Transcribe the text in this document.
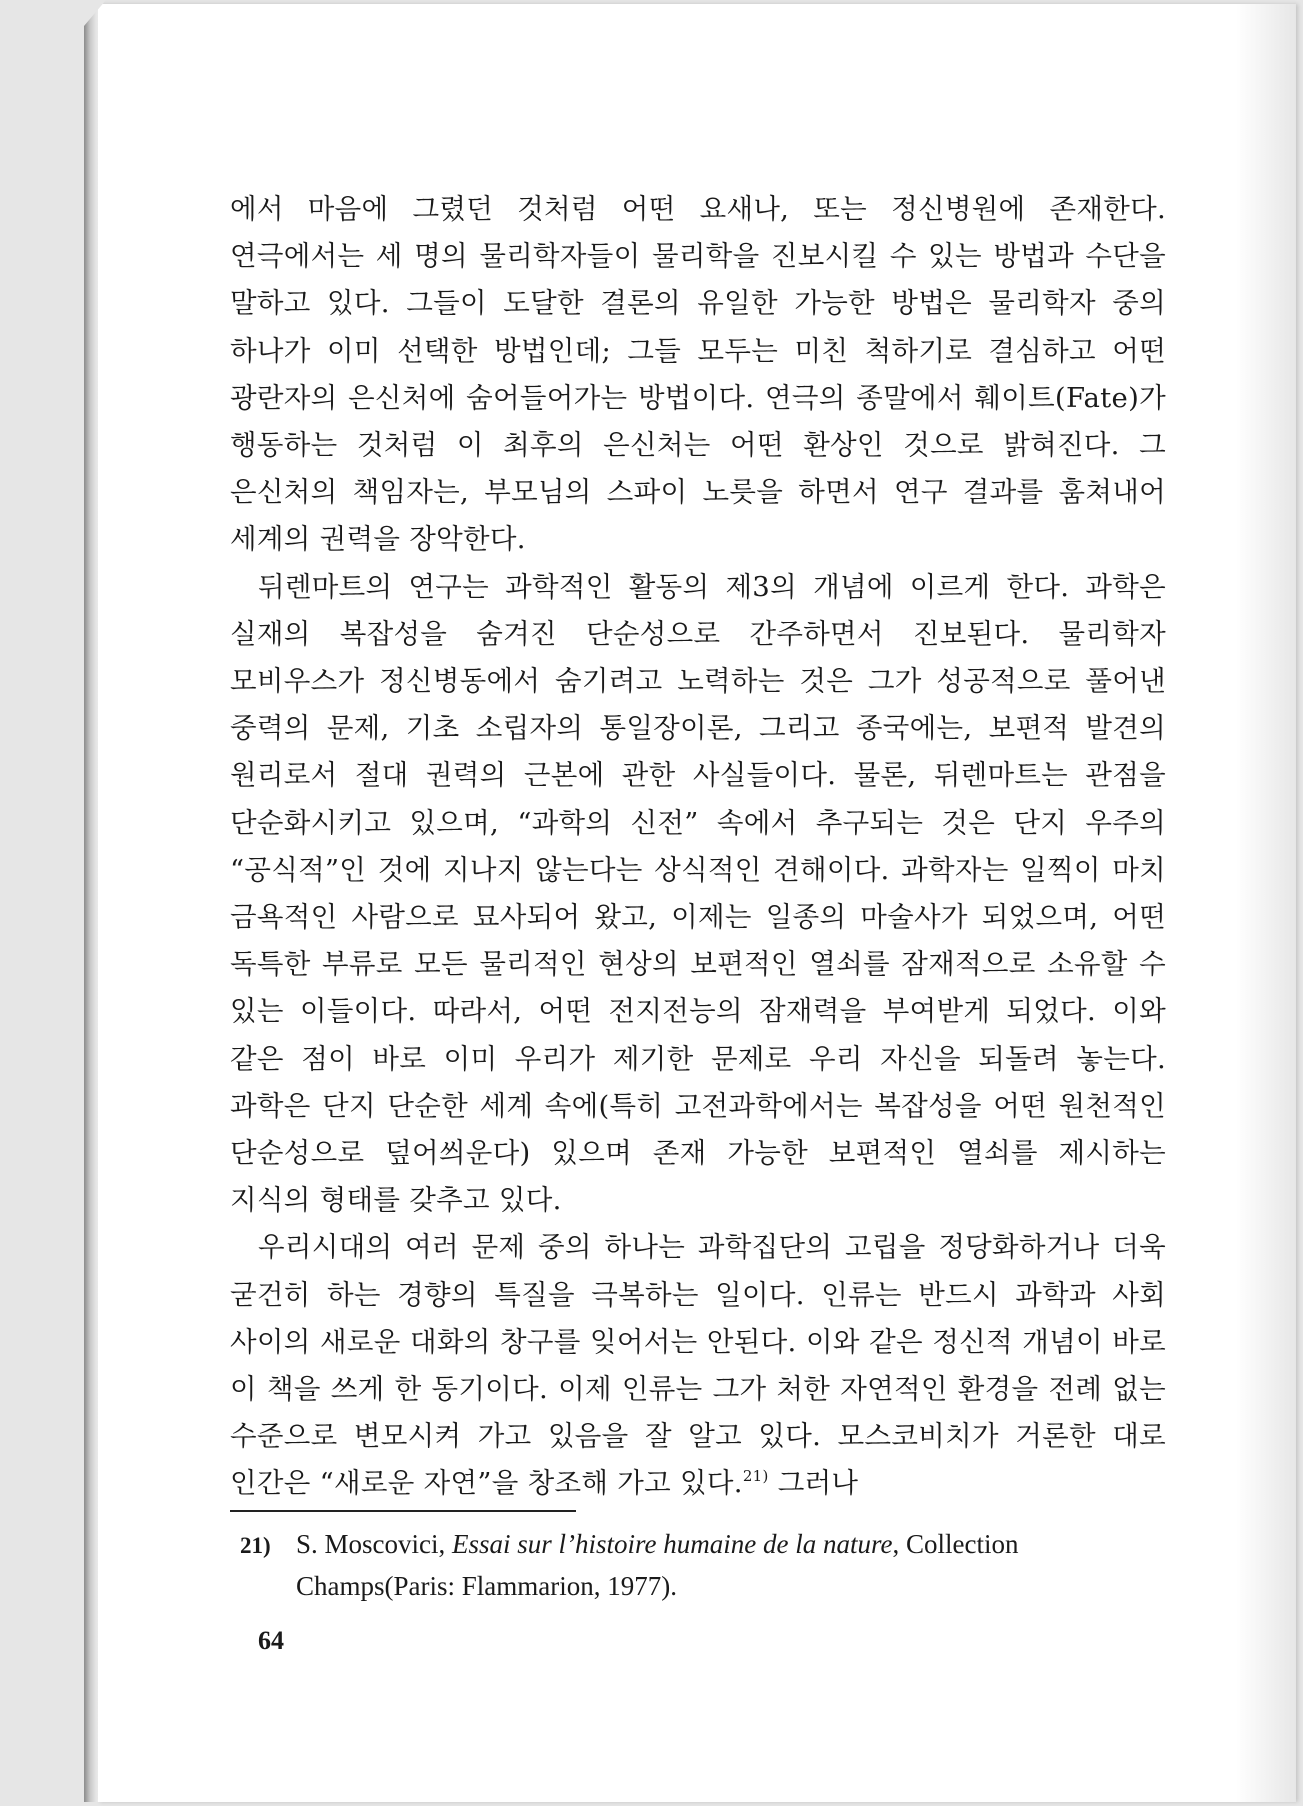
에서 마음에 그렸던 것처럼 어떤 요새나, 또는 정신병원에 존재한다. 연극에서는 세 명의 물리학자들이 물리학을 진보시킬 수 있는 방법과 수단을 말하고 있다. 그들이 도달한 결론의 유일한 가능한 방법은 물리학자 중의 하나가 이미 선택한 방법인데; 그들 모두는 미친 척하기로 결심하고 어떤 광란자의 은신처에 숨어들어가는 방법이다. 연극의 종말에서 훼이트(Fate)가 행동하는 것처럼 이 최후의 은신처는 어떤 환상인 것으로 밝혀진다. 그 은신처의 책임자는, 부모님의 스파이 노릇을 하면서 연구 결과를 훔쳐내어 세계의 권력을 장악한다.

뒤렌마트의 연구는 과학적인 활동의 제3의 개념에 이르게 한다. 과학은 실재의 복잡성을 숨겨진 단순성으로 간주하면서 진보된다. 물리학자 모비우스가 정신병동에서 숨기려고 노력하는 것은 그가 성공적으로 풀어낸 중력의 문제, 기초 소립자의 통일장이론, 그리고 종국에는, 보편적 발견의 원리로서 절대 권력의 근본에 관한 사실들이다. 물론, 뒤렌마트는 관점을 단순화시키고 있으며, “과학의 신전” 속에서 추구되는 것은 단지 우주의 “공식적”인 것에 지나지 않는다는 상식적인 견해이다. 과학자는 일찍이 마치 금욕적인 사람으로 묘사되어 왔고, 이제는 일종의 마술사가 되었으며, 어떤 독특한 부류로 모든 물리적인 현상의 보편적인 열쇠를 잠재적으로 소유할 수 있는 이들이다. 따라서, 어떤 전지전능의 잠재력을 부여받게 되었다. 이와 같은 점이 바로 이미 우리가 제기한 문제로 우리 자신을 되돌려 놓는다. 과학은 단지 단순한 세계 속에(특히 고전과학에서는 복잡성을 어떤 원천적인 단순성으로 덮어씌운다) 있으며 존재 가능한 보편적인 열쇠를 제시하는 지식의 형태를 갖추고 있다.

우리시대의 여러 문제 중의 하나는 과학집단의 고립을 정당화하거나 더욱 굳건히 하는 경향의 특질을 극복하는 일이다. 인류는 반드시 과학과 사회 사이의 새로운 대화의 창구를 잊어서는 안된다. 이와 같은 정신적 개념이 바로 이 책을 쓰게 한 동기이다. 이제 인류는 그가 처한 자연적인 환경을 전례 없는 수준으로 변모시켜 가고 있음을 잘 알고 있다. 모스코비치가 거론한 대로 인간은 “새로운 자연”을 창조해 가고 있다.$^{21)}$ 그러나

21) S. Moscovici, Essai sur l’histoire humaine de la nature, Collection
Champs(Paris: Flammarion, 1977).
64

━━━━━━━━━━━━━━━━

» EXERCISE BRIEF
All records must be output exactly as they are, except for the pictures, which are left out.

» COMPLETE OUTPUT
Transcribe the text in this document.
에서 마음에 그렸던 것처럼 어떤 요새나, 또는 정신병원에 존재한다. 연극에서는 세 명의 물리학자들이 물리학을 진보시킬 수 있는 방법과 수단을 말하고 있다. 그들이 도달한 결론의 유일한 가능한 방법은 물리학자 중의 하나가 이미 선택한 방법인데; 그들 모두는 미친 척하기로 결심하고 어떤 광란자의 은신처에 숨어들어가는 방법이다. 연극의 종말에서 훼이트(Fate)가 행동하는 것처럼 이 최후의 은신처는 어떤 환상인 것으로 밝혀진다. 그 은신처의 책임자는, 부모님의 스파이 노릇을 하면서 연구 결과를 훔쳐내어 세계의 권력을 장악한다.

뒤렌마트의 연구는 과학적인 활동의 제3의 개념에 이르게 한다. 과학은 실재의 복잡성을 숨겨진 단순성으로 간주하면서 진보된다. 물리학자 모비우스가 정신병동에서 숨기려고 노력하는 것은 그가 성공적으로 풀어낸 중력의 문제, 기초 소립자의 통일장이론, 그리고 종국에는, 보편적 발견의 원리로서 절대 권력의 근본에 관한 사실들이다. 물론, 뒤렌마트는 관점을 단순화시키고 있으며, “과학의 신전” 속에서 추구되는 것은 단지 우주의 “공식적”인 것에 지나지 않는다는 상식적인 견해이다. 과학자는 일찍이 마치 금욕적인 사람으로 묘사되어 왔고, 이제는 일종의 마술사가 되었으며, 어떤 독특한 부류로 모든 물리적인 현상의 보편적인 열쇠를 잠재적으로 소유할 수 있는 이들이다. 따라서, 어떤 전지전능의 잠재력을 부여받게 되었다. 이와 같은 점이 바로 이미 우리가 제기한 문제로 우리 자신을 되돌려 놓는다. 과학은 단지 단순한 세계 속에(특히 고전과학에서는 복잡성을 어떤 원천적인 단순성으로 덮어씌운다) 있으며 존재 가능한 보편적인 열쇠를 제시하는 지식의 형태를 갖추고 있다.

우리시대의 여러 문제 중의 하나는 과학집단의 고립을 정당화하거나 더욱 굳건히 하는 경향의 특질을 극복하는 일이다. 인류는 반드시 과학과 사회 사이의 새로운 대화의 창구를 잊어서는 안된다. 이와 같은 정신적 개념이 바로 이 책을 쓰게 한 동기이다. 이제 인류는 그가 처한 자연적인 환경을 전례 없는 수준으로 변모시켜 가고 있음을 잘 알고 있다. 모스코비치가 거론한 대로 인간은 “새로운 자연”을 창조해 가고 있다.$^{21)}$ 그러나

21) S. Moscovici, Essai sur l’histoire humaine de la nature, Collection
Champs(Paris: Flammarion, 1977).
64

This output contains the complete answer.